:: Supplied material ::

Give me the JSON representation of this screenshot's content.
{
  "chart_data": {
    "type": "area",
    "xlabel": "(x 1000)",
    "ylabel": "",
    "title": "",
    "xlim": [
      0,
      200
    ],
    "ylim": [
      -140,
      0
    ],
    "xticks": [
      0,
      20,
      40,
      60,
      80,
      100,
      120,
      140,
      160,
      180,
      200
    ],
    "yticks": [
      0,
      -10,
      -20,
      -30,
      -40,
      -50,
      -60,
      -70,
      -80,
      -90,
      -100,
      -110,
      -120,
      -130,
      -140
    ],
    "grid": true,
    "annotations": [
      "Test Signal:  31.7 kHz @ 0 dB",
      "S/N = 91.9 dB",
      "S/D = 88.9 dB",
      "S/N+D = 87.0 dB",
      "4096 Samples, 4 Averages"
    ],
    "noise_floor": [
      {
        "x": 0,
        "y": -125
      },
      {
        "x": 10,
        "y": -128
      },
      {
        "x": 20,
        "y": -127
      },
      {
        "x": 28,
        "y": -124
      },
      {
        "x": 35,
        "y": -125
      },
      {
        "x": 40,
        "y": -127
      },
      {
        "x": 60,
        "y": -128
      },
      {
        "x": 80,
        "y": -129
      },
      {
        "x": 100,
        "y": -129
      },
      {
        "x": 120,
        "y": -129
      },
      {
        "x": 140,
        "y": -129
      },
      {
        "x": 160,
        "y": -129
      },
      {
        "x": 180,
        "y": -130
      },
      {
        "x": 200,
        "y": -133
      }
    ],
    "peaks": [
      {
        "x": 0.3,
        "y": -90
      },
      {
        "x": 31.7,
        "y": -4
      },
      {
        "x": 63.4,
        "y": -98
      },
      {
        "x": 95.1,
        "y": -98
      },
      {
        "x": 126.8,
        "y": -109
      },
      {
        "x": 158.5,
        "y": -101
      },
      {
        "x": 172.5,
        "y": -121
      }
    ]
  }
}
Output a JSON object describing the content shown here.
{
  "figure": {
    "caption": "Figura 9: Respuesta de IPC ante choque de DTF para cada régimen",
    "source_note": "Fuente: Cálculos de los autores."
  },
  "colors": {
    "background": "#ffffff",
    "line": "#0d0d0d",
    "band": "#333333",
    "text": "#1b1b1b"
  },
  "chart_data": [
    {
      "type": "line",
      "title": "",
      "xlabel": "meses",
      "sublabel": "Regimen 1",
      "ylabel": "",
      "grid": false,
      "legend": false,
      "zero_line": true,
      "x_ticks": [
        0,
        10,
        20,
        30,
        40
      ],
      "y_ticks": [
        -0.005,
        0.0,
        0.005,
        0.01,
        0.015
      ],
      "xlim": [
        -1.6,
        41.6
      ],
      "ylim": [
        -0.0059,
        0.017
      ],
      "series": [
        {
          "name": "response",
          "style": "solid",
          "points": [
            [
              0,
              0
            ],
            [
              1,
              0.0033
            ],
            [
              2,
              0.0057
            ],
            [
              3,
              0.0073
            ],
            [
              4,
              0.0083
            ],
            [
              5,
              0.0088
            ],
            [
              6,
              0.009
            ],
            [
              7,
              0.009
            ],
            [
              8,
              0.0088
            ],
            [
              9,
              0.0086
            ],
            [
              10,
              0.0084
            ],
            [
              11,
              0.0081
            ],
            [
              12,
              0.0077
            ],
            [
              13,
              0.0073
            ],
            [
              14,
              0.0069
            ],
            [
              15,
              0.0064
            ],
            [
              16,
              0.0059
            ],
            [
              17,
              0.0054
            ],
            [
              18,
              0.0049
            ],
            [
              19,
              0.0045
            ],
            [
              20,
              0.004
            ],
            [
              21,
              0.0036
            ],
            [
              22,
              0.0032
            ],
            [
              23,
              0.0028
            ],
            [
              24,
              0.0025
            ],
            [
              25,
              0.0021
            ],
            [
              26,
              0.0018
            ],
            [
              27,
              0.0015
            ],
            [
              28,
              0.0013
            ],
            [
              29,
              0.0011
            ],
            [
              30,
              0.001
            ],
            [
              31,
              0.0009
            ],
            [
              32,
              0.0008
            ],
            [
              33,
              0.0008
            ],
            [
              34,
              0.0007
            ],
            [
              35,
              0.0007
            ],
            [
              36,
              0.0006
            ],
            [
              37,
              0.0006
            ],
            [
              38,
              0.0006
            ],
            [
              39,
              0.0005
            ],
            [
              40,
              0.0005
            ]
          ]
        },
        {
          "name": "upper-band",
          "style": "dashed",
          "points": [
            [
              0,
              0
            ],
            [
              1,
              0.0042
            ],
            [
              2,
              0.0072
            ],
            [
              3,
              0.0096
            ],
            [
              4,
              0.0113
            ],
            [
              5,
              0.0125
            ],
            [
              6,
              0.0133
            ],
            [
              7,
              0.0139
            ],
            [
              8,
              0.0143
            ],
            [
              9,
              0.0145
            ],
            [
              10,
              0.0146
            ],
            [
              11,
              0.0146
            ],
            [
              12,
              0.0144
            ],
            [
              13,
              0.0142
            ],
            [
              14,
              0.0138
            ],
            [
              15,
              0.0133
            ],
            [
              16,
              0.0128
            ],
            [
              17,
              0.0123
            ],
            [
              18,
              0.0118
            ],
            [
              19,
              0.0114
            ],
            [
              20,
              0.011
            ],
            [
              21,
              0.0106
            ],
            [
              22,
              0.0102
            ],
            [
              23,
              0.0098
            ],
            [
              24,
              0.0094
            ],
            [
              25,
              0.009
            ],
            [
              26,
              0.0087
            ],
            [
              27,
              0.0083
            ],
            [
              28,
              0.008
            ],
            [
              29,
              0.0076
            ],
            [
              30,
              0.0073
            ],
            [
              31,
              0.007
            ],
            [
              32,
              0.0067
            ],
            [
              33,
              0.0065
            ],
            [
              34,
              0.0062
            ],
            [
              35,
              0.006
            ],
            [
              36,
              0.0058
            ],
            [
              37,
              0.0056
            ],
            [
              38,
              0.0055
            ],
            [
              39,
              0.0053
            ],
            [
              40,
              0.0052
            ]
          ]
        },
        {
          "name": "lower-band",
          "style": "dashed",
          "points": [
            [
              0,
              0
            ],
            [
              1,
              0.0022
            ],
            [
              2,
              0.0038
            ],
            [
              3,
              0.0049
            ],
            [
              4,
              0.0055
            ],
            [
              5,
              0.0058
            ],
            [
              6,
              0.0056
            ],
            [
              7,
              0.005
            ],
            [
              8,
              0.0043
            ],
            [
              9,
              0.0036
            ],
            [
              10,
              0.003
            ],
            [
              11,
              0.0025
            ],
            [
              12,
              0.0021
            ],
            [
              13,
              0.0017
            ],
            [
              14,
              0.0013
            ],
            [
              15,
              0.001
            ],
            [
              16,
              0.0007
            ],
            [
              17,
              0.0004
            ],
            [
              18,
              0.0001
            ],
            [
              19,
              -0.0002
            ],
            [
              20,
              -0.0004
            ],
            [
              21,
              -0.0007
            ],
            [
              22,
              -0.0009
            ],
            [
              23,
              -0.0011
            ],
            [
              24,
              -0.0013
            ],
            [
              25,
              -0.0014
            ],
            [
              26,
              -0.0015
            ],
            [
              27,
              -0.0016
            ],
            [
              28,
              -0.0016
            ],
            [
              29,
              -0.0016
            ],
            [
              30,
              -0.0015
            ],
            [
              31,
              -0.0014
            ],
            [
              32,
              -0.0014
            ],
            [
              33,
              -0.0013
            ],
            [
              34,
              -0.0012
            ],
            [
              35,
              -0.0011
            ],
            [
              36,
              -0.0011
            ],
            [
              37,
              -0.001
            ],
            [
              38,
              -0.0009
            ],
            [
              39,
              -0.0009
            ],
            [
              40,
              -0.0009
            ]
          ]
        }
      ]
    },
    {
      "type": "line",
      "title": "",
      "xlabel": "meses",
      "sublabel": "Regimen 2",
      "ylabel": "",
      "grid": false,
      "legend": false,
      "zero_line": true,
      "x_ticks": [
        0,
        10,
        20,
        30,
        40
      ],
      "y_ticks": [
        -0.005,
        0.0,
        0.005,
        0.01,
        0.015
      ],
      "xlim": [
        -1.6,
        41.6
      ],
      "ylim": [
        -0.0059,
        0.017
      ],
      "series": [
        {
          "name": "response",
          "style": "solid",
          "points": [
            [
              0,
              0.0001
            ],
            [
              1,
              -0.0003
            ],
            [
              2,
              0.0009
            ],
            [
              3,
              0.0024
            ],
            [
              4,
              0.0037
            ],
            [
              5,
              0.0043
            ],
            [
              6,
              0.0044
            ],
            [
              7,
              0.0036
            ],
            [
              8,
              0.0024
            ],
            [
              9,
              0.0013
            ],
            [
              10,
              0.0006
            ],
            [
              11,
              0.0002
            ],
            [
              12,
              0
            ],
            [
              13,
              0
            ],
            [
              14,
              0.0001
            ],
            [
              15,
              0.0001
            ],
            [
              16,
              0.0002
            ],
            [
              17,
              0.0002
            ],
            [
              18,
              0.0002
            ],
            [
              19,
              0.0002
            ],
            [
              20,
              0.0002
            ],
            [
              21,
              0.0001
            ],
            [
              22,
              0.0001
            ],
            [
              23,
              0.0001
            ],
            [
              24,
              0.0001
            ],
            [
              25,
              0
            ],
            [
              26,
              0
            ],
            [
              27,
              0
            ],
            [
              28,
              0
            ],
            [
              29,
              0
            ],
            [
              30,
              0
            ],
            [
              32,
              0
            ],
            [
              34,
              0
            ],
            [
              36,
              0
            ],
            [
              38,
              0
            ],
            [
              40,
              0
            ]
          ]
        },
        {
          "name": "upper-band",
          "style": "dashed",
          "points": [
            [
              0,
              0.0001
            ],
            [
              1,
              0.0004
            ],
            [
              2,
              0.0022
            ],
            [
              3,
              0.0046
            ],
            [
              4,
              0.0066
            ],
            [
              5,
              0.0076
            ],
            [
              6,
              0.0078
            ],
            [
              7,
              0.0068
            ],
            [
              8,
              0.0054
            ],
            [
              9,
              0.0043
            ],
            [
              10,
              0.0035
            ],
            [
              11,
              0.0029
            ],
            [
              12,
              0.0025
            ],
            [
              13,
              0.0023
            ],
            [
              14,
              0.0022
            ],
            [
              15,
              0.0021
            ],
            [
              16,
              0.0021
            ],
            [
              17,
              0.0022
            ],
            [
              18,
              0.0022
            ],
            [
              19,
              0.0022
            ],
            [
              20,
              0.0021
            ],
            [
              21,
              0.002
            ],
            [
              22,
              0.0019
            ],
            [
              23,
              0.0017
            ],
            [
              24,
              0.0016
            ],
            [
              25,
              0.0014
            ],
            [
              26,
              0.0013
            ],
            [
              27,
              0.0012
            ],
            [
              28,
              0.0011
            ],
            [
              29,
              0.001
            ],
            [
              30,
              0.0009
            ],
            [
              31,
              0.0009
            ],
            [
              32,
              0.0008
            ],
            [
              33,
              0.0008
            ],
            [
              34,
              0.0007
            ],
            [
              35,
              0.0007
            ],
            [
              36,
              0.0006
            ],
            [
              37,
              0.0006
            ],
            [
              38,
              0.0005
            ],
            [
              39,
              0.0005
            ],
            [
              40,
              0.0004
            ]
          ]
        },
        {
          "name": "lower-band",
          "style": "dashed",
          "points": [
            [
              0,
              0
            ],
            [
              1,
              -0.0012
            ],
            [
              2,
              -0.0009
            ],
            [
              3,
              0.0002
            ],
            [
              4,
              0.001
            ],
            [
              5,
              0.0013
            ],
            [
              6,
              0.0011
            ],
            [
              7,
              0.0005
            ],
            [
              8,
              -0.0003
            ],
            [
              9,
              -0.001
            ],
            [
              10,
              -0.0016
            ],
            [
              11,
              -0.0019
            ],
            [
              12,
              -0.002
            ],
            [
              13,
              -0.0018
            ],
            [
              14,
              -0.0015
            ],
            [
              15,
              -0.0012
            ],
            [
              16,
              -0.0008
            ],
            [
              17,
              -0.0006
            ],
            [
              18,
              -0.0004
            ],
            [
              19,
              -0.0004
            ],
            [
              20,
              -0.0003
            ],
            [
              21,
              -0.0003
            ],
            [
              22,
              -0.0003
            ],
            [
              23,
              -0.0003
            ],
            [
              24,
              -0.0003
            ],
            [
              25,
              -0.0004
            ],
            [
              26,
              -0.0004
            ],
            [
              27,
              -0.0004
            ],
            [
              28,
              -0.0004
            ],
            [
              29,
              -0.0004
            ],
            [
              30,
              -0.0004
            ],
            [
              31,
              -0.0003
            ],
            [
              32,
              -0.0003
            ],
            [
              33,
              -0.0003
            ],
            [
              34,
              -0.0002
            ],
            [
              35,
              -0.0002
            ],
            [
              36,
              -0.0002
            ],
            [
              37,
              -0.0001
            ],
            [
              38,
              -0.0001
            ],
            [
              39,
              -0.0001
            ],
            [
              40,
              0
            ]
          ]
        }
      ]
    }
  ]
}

:::

Job = State the number of lines in the records that include "Regimen", and write nothing else.

Answer to the task = 2